*WHAT TO WORK ON:* Copy all lines below containing "fundraising".

**********

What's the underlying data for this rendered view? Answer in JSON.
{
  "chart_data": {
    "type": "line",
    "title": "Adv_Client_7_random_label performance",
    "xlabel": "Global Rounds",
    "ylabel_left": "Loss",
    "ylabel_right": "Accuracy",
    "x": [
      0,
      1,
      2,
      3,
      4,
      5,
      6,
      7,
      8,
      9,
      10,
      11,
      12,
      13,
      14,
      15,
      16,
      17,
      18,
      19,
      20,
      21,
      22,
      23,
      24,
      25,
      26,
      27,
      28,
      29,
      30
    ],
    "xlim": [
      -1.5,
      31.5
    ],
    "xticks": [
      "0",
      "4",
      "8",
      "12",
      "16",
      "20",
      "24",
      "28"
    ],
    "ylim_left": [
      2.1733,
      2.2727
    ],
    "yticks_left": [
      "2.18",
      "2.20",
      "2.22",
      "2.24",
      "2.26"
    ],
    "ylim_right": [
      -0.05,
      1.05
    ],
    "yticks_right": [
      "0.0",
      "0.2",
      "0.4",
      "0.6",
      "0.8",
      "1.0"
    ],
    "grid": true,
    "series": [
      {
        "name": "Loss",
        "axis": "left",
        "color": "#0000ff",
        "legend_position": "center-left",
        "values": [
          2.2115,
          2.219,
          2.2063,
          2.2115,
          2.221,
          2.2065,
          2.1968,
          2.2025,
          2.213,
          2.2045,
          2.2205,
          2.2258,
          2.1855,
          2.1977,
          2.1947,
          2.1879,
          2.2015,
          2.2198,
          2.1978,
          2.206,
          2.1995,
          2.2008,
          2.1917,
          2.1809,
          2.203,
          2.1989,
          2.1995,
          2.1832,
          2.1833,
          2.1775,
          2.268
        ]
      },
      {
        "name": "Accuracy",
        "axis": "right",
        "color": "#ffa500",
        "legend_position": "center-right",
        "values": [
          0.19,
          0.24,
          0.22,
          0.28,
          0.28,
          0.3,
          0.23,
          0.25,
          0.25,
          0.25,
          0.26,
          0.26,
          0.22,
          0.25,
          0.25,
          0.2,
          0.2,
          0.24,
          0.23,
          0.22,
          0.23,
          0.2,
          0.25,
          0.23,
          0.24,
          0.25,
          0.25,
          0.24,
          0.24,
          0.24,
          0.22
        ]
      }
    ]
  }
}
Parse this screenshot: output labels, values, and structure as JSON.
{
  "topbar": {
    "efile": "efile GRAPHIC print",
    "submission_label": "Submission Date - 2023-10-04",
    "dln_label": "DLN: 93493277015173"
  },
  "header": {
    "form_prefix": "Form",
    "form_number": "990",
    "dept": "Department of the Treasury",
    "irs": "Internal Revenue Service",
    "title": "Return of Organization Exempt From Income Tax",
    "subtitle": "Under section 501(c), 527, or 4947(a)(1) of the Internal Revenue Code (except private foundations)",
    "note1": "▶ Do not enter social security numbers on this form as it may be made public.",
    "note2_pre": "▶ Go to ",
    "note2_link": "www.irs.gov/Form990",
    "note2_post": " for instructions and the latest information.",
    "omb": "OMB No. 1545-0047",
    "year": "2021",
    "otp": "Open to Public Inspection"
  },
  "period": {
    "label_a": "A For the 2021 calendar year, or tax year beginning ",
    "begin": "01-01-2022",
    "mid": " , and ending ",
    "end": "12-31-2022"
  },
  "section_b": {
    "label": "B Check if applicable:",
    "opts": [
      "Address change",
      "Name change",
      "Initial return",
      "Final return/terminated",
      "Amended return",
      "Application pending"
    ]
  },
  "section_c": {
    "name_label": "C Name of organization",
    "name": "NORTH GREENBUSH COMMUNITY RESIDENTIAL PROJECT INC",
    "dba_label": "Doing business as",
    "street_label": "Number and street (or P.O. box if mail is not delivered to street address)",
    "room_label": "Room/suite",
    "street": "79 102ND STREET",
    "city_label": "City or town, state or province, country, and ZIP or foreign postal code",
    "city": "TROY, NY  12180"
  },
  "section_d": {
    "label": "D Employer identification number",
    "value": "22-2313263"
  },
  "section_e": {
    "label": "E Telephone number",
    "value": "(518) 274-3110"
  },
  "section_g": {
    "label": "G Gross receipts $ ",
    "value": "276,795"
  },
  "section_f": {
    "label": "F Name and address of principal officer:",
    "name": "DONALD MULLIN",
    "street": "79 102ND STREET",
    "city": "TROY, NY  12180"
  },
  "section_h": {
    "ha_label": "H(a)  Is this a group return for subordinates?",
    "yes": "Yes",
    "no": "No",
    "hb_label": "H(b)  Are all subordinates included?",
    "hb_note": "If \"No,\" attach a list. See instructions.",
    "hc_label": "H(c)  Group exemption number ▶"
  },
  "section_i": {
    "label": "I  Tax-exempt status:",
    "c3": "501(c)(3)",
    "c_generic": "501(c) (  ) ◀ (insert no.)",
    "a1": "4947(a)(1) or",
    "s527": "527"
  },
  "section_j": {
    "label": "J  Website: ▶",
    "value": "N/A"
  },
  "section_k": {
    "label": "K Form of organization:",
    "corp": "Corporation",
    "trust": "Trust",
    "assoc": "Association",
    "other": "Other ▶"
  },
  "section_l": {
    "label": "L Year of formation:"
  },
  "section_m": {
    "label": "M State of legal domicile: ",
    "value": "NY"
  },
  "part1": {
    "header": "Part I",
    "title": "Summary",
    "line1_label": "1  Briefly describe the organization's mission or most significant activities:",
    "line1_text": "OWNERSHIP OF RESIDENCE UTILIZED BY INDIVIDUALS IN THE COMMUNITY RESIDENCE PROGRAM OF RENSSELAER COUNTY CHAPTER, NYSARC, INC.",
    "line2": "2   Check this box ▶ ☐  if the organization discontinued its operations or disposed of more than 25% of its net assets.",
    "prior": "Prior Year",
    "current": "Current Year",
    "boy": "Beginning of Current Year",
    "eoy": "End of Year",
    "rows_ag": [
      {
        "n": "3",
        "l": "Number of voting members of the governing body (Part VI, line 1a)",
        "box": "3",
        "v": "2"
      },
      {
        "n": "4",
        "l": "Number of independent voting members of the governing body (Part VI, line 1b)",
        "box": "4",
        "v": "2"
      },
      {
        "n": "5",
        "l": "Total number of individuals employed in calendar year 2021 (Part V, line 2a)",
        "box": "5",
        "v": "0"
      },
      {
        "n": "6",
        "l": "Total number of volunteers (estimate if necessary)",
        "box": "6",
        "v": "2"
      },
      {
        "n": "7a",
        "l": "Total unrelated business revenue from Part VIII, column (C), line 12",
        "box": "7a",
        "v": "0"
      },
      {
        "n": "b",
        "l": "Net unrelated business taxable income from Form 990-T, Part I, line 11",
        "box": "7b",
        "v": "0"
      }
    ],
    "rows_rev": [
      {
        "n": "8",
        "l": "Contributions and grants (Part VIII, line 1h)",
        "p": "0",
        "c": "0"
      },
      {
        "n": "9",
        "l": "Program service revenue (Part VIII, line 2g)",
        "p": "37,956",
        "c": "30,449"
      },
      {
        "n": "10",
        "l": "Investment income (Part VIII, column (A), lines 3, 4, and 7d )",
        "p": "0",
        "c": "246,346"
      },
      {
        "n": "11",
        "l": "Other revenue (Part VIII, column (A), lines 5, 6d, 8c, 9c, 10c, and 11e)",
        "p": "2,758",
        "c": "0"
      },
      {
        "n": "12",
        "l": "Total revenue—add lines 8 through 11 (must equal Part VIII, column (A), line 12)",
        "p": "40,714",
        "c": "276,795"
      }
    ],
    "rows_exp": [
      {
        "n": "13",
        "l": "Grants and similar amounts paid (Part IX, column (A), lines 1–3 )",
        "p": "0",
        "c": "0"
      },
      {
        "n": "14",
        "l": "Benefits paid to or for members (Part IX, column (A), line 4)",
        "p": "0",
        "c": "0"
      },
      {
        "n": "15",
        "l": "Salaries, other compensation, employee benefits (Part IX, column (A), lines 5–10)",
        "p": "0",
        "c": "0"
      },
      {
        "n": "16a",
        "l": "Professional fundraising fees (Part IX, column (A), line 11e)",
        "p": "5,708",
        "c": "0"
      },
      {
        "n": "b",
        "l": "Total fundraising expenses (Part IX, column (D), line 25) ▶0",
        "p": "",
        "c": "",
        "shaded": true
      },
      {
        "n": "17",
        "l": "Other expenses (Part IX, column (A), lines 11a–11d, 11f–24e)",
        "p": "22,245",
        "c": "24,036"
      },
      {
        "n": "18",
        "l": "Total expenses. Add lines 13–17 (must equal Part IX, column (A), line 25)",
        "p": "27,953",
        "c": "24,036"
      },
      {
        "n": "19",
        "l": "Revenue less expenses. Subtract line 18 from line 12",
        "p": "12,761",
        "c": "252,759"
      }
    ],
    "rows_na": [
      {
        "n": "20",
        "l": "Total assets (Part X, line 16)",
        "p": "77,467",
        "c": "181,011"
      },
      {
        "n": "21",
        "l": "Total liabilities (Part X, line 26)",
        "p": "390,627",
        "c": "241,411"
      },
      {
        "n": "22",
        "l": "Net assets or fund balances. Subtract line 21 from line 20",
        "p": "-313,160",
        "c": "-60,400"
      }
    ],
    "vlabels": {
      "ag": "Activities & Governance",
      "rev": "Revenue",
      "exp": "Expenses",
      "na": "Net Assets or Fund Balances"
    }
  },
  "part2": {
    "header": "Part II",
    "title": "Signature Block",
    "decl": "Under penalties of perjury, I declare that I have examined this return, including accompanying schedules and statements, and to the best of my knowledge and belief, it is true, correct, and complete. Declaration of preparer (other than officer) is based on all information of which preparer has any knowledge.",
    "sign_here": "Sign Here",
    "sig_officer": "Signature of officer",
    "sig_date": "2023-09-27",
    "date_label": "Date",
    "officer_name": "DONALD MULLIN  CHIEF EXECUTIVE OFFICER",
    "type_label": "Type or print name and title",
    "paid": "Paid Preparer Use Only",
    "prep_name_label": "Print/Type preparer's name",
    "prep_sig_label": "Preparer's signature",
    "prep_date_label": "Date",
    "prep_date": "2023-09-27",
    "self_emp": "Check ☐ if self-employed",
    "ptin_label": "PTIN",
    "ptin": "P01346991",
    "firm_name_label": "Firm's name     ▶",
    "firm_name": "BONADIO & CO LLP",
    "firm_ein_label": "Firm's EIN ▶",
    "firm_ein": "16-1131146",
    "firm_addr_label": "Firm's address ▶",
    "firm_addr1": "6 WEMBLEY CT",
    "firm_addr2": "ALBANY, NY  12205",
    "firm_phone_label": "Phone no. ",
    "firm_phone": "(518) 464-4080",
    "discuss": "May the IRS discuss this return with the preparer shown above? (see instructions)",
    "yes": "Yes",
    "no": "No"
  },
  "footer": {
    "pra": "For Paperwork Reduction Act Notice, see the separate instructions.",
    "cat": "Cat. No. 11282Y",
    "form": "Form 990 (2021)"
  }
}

**********

*RESULT OF THE TASK:*
        "l": "Professional fundraising fees (Part IX, column (A), line 11e)",
        "l": "Total fundraising expenses (Part IX, column (D), line 25) ▶0",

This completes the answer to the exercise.